Instructions to follow: Pictures don't belong in the copy; print all the records exactly.

::: Records for processing :::

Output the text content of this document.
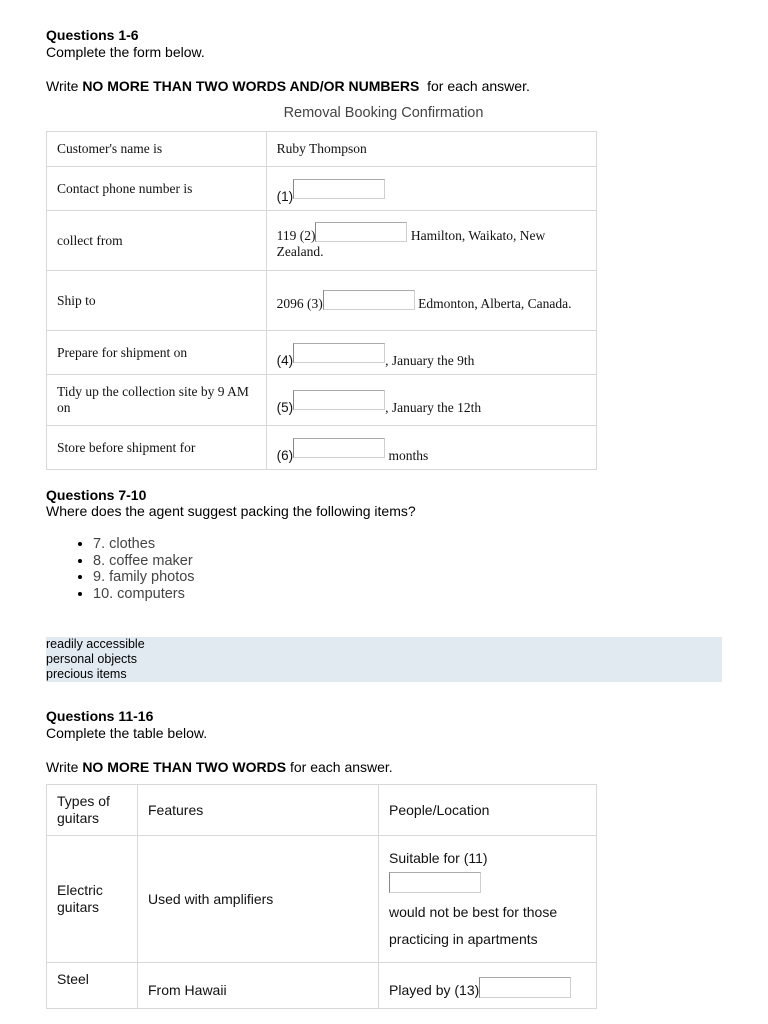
Questions 1-6
Complete the form below.
Write NO MORE THAN TWO WORDS AND/OR NUMBERS  for each answer.
Removal Booking Confirmation
Customer's name is	Ruby Thompson
Contact phone number is	(1)
collect from	119 (2) Hamilton, Waikato, New Zealand.
Ship to	2096 (3) Edmonton, Alberta, Canada.
Prepare for shipment on	(4) , January the 9th
Tidy up the collection site by 9 AM on	(5) , January the 12th
Store before shipment for	(6) months
Questions 7-10
Where does the agent suggest packing the following items?
• 7. clothes
• 8. coffee maker
• 9. family photos
• 10. computers
readily accessible
personal objects
precious items
Questions 11-16
Complete the table below.
Write NO MORE THAN TWO WORDS for each answer.
Types of guitars	Features	People/Location
Electric guitars	Used with amplifiers	Suitable for (11)
would not be best for those practicing in apartments

Steel	From Hawaii	Played by (13)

:::

Solution below:
Output the text content of this document.
Questions 1-6
Complete the form below.
Write NO MORE THAN TWO WORDS AND/OR NUMBERS  for each answer.
Removal Booking Confirmation
Customer's name is	Ruby Thompson
Contact phone number is	(1)
collect from	119 (2) Hamilton, Waikato, New Zealand.
Ship to	2096 (3) Edmonton, Alberta, Canada.
Prepare for shipment on	(4) , January the 9th
Tidy up the collection site by 9 AM on	(5) , January the 12th
Store before shipment for	(6) months
Questions 7-10
Where does the agent suggest packing the following items?
• 7. clothes
• 8. coffee maker
• 9. family photos
• 10. computers
readily accessible
personal objects
precious items
Questions 11-16
Complete the table below.
Write NO MORE THAN TWO WORDS for each answer.
Types of guitars	Features	People/Location
Electric guitars	Used with amplifiers	Suitable for (11)
would not be best for those practicing in apartments

Steel	From Hawaii	Played by (13)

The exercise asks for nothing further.